TASK OBJECTIVE: Copy out each line of the data that holds the word "Output".

Records excerpted from a collection
◆ ◆ ◆ ◆

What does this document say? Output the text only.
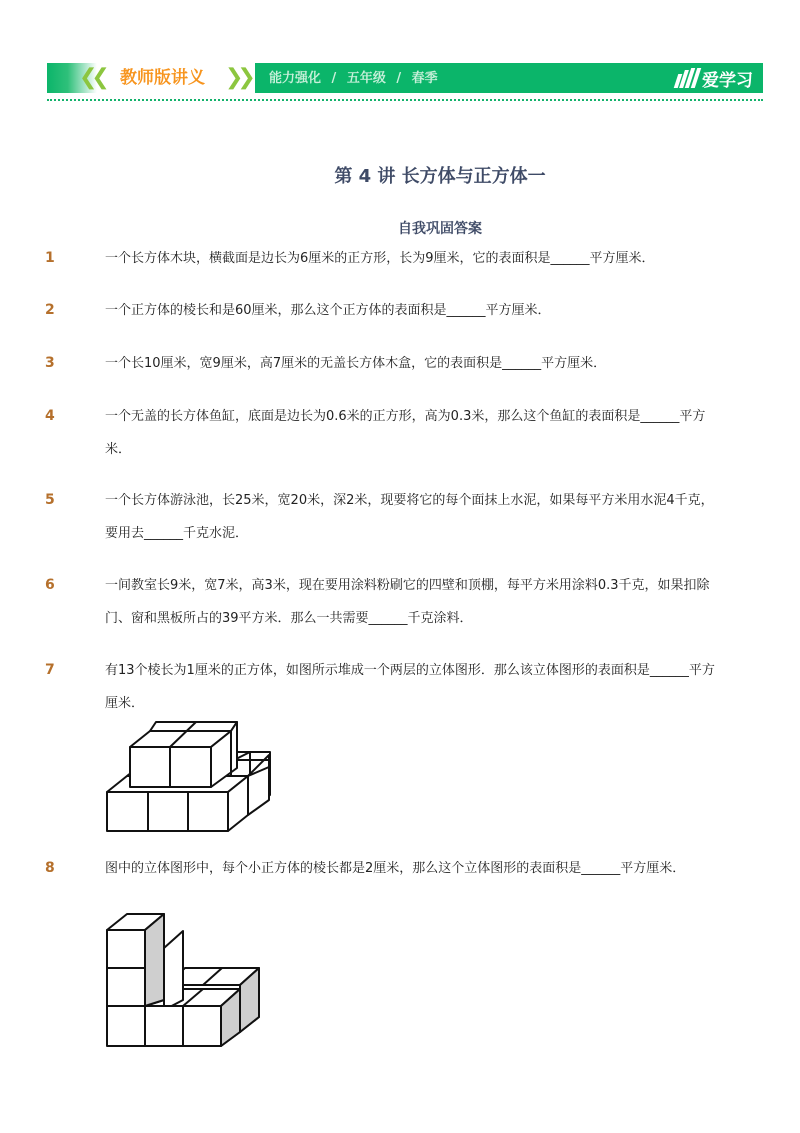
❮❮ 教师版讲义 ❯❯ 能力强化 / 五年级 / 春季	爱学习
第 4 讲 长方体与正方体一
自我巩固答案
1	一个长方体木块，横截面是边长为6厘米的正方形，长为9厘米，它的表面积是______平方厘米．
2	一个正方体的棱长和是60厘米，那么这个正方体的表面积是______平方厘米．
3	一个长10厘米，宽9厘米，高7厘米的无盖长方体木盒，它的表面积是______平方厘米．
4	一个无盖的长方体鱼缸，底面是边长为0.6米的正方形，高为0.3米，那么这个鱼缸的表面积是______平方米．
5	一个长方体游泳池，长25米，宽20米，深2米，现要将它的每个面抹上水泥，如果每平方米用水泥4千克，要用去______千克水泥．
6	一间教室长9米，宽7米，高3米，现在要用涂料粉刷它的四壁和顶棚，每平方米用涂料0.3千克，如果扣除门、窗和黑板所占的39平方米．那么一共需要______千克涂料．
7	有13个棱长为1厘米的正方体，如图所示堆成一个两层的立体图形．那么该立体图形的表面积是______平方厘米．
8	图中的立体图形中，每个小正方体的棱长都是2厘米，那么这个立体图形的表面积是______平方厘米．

◆ ◆ ◆ ◆

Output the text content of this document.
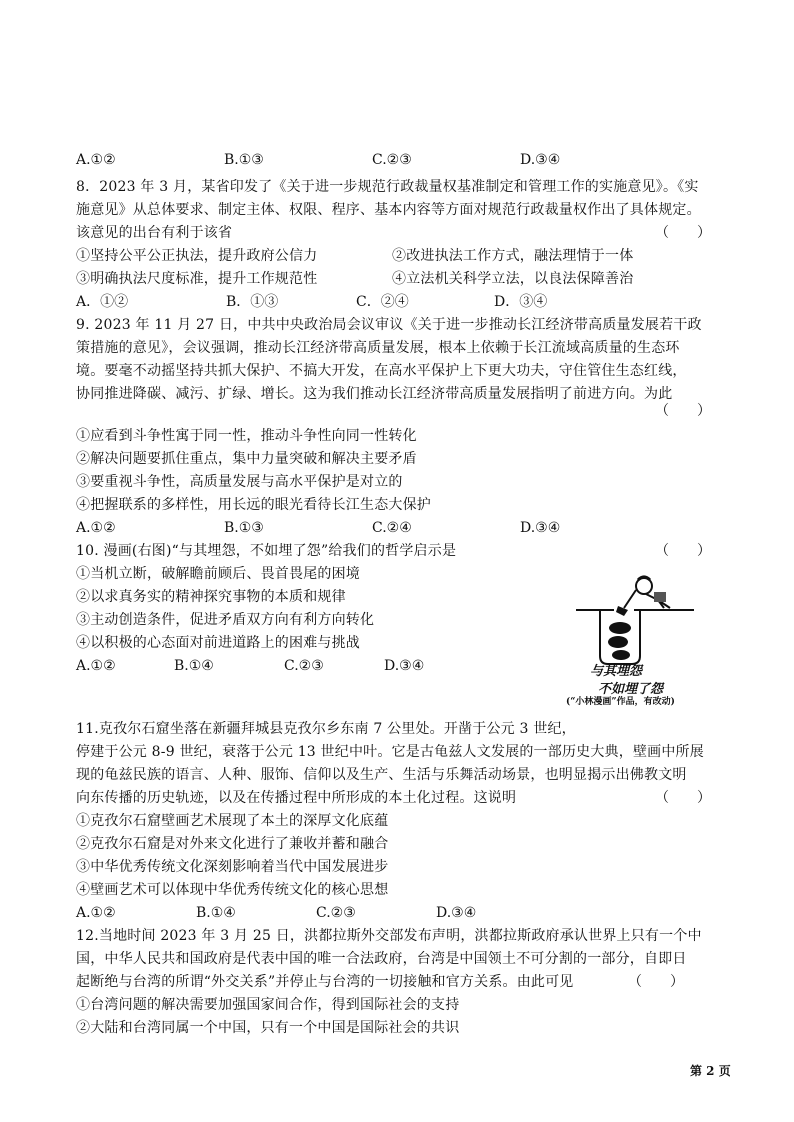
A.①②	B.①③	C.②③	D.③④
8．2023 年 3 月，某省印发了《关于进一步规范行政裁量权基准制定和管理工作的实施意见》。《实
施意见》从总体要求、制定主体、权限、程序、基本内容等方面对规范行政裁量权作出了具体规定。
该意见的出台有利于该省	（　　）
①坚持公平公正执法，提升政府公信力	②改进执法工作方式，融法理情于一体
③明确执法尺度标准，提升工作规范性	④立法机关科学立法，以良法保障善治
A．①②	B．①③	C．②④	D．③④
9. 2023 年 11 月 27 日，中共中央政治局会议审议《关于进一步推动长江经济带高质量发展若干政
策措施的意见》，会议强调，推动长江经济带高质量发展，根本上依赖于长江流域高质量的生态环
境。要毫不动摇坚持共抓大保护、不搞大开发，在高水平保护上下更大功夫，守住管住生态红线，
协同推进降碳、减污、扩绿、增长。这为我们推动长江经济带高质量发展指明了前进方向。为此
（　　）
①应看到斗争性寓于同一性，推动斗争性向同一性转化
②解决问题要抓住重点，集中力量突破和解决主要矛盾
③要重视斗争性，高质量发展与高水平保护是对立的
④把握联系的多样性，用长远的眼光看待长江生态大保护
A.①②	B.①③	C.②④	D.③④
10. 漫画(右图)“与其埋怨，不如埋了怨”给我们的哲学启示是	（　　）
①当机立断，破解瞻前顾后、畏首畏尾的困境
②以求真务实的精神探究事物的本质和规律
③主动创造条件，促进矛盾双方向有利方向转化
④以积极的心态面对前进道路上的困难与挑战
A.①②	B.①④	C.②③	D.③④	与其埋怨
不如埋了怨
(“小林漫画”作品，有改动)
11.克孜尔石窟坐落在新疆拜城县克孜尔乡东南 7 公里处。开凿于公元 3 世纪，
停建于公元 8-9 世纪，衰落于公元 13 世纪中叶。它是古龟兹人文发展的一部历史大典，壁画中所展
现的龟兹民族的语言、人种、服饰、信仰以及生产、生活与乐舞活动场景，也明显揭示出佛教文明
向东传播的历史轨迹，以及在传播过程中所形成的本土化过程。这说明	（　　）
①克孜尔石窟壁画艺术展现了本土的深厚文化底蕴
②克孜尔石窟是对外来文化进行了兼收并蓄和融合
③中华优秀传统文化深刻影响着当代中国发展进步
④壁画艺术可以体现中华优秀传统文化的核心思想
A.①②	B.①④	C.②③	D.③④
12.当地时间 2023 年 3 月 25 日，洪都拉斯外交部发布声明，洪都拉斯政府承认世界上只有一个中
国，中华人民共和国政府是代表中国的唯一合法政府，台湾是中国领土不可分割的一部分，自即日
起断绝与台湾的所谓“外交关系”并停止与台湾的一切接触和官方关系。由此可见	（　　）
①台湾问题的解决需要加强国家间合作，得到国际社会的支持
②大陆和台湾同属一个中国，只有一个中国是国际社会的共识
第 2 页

◆ ◆ ◆ ◆

CORRECT ANSWER:
What does this document say? Output the text only.
Output the text content of this document.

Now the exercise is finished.